= TASK OBJECTIVE =
Omit all images, then return the remaining material exactly as it stands.

= MATERIAL FOR THIS TASK =
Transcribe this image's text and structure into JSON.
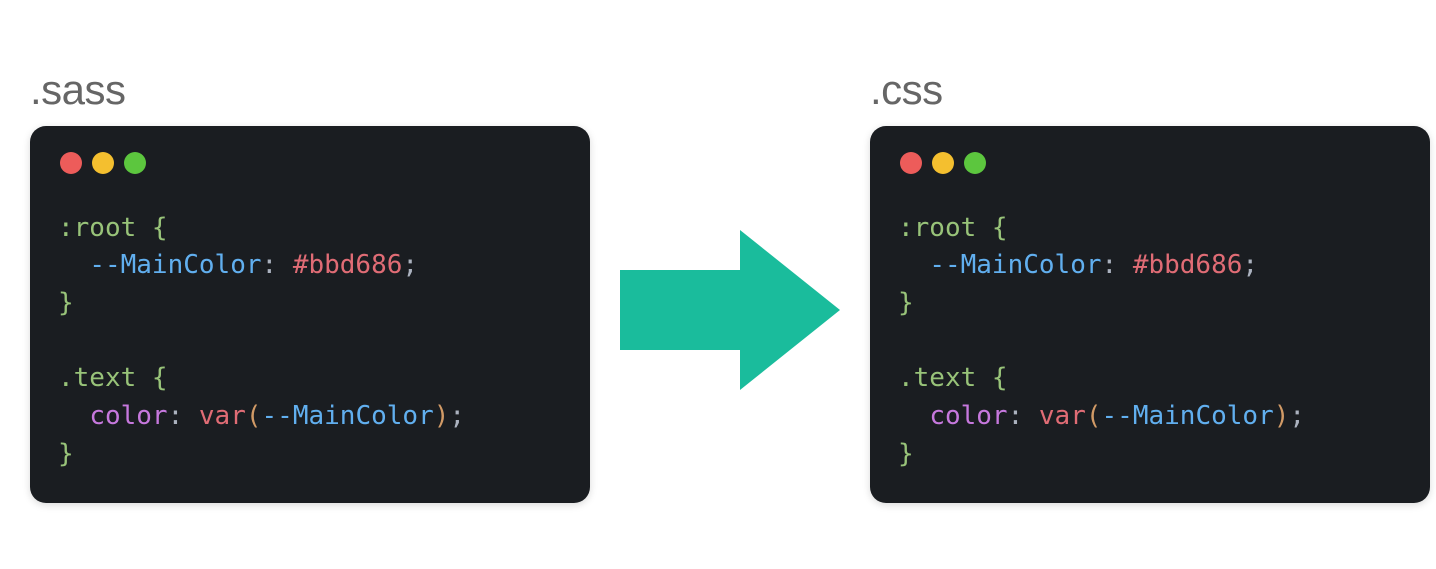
{
  "left": {
    "title": ".sass",
    "tokens": [
      [
        {
          "text": ":root ",
          "cls": "tok-selector"
        },
        {
          "text": "{",
          "cls": "tok-brace"
        }
      ],
      [
        {
          "text": "  ",
          "cls": "tok-punct"
        },
        {
          "text": "--MainColor",
          "cls": "tok-prop"
        },
        {
          "text": ": ",
          "cls": "tok-punct"
        },
        {
          "text": "#bbd686",
          "cls": "tok-hex"
        },
        {
          "text": ";",
          "cls": "tok-punct"
        }
      ],
      [
        {
          "text": "}",
          "cls": "tok-brace"
        }
      ],
      [
        {
          "text": " ",
          "cls": "tok-punct"
        }
      ],
      [
        {
          "text": ".text ",
          "cls": "tok-selector"
        },
        {
          "text": "{",
          "cls": "tok-brace"
        }
      ],
      [
        {
          "text": "  ",
          "cls": "tok-punct"
        },
        {
          "text": "color",
          "cls": "tok-color"
        },
        {
          "text": ": ",
          "cls": "tok-punct"
        },
        {
          "text": "var",
          "cls": "tok-func"
        },
        {
          "text": "(",
          "cls": "tok-paren"
        },
        {
          "text": "--MainColor",
          "cls": "tok-prop"
        },
        {
          "text": ")",
          "cls": "tok-paren"
        },
        {
          "text": ";",
          "cls": "tok-punct"
        }
      ],
      [
        {
          "text": "}",
          "cls": "tok-brace"
        }
      ]
    ]
  },
  "right": {
    "title": ".css",
    "tokens": [
      [
        {
          "text": ":root ",
          "cls": "tok-selector"
        },
        {
          "text": "{",
          "cls": "tok-brace"
        }
      ],
      [
        {
          "text": "  ",
          "cls": "tok-punct"
        },
        {
          "text": "--MainColor",
          "cls": "tok-prop"
        },
        {
          "text": ": ",
          "cls": "tok-punct"
        },
        {
          "text": "#bbd686",
          "cls": "tok-hex"
        },
        {
          "text": ";",
          "cls": "tok-punct"
        }
      ],
      [
        {
          "text": "}",
          "cls": "tok-brace"
        }
      ],
      [
        {
          "text": " ",
          "cls": "tok-punct"
        }
      ],
      [
        {
          "text": ".text ",
          "cls": "tok-selector"
        },
        {
          "text": "{",
          "cls": "tok-brace"
        }
      ],
      [
        {
          "text": "  ",
          "cls": "tok-punct"
        },
        {
          "text": "color",
          "cls": "tok-color"
        },
        {
          "text": ": ",
          "cls": "tok-punct"
        },
        {
          "text": "var",
          "cls": "tok-func"
        },
        {
          "text": "(",
          "cls": "tok-paren"
        },
        {
          "text": "--MainColor",
          "cls": "tok-prop"
        },
        {
          "text": ")",
          "cls": "tok-paren"
        },
        {
          "text": ";",
          "cls": "tok-punct"
        }
      ],
      [
        {
          "text": "}",
          "cls": "tok-brace"
        }
      ]
    ]
  },
  "arrow_color": "#1abc9c"
}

= OUTPUT OF THE EXERCISE =
Transcribe this image's text and structure into JSON.
{
  "left": {
    "title": ".sass",
    "tokens": [
      [
        {
          "text": ":root ",
          "cls": "tok-selector"
        },
        {
          "text": "{",
          "cls": "tok-brace"
        }
      ],
      [
        {
          "text": "  ",
          "cls": "tok-punct"
        },
        {
          "text": "--MainColor",
          "cls": "tok-prop"
        },
        {
          "text": ": ",
          "cls": "tok-punct"
        },
        {
          "text": "#bbd686",
          "cls": "tok-hex"
        },
        {
          "text": ";",
          "cls": "tok-punct"
        }
      ],
      [
        {
          "text": "}",
          "cls": "tok-brace"
        }
      ],
      [
        {
          "text": " ",
          "cls": "tok-punct"
        }
      ],
      [
        {
          "text": ".text ",
          "cls": "tok-selector"
        },
        {
          "text": "{",
          "cls": "tok-brace"
        }
      ],
      [
        {
          "text": "  ",
          "cls": "tok-punct"
        },
        {
          "text": "color",
          "cls": "tok-color"
        },
        {
          "text": ": ",
          "cls": "tok-punct"
        },
        {
          "text": "var",
          "cls": "tok-func"
        },
        {
          "text": "(",
          "cls": "tok-paren"
        },
        {
          "text": "--MainColor",
          "cls": "tok-prop"
        },
        {
          "text": ")",
          "cls": "tok-paren"
        },
        {
          "text": ";",
          "cls": "tok-punct"
        }
      ],
      [
        {
          "text": "}",
          "cls": "tok-brace"
        }
      ]
    ]
  },
  "right": {
    "title": ".css",
    "tokens": [
      [
        {
          "text": ":root ",
          "cls": "tok-selector"
        },
        {
          "text": "{",
          "cls": "tok-brace"
        }
      ],
      [
        {
          "text": "  ",
          "cls": "tok-punct"
        },
        {
          "text": "--MainColor",
          "cls": "tok-prop"
        },
        {
          "text": ": ",
          "cls": "tok-punct"
        },
        {
          "text": "#bbd686",
          "cls": "tok-hex"
        },
        {
          "text": ";",
          "cls": "tok-punct"
        }
      ],
      [
        {
          "text": "}",
          "cls": "tok-brace"
        }
      ],
      [
        {
          "text": " ",
          "cls": "tok-punct"
        }
      ],
      [
        {
          "text": ".text ",
          "cls": "tok-selector"
        },
        {
          "text": "{",
          "cls": "tok-brace"
        }
      ],
      [
        {
          "text": "  ",
          "cls": "tok-punct"
        },
        {
          "text": "color",
          "cls": "tok-color"
        },
        {
          "text": ": ",
          "cls": "tok-punct"
        },
        {
          "text": "var",
          "cls": "tok-func"
        },
        {
          "text": "(",
          "cls": "tok-paren"
        },
        {
          "text": "--MainColor",
          "cls": "tok-prop"
        },
        {
          "text": ")",
          "cls": "tok-paren"
        },
        {
          "text": ";",
          "cls": "tok-punct"
        }
      ],
      [
        {
          "text": "}",
          "cls": "tok-brace"
        }
      ]
    ]
  },
  "arrow_color": "#1abc9c"
}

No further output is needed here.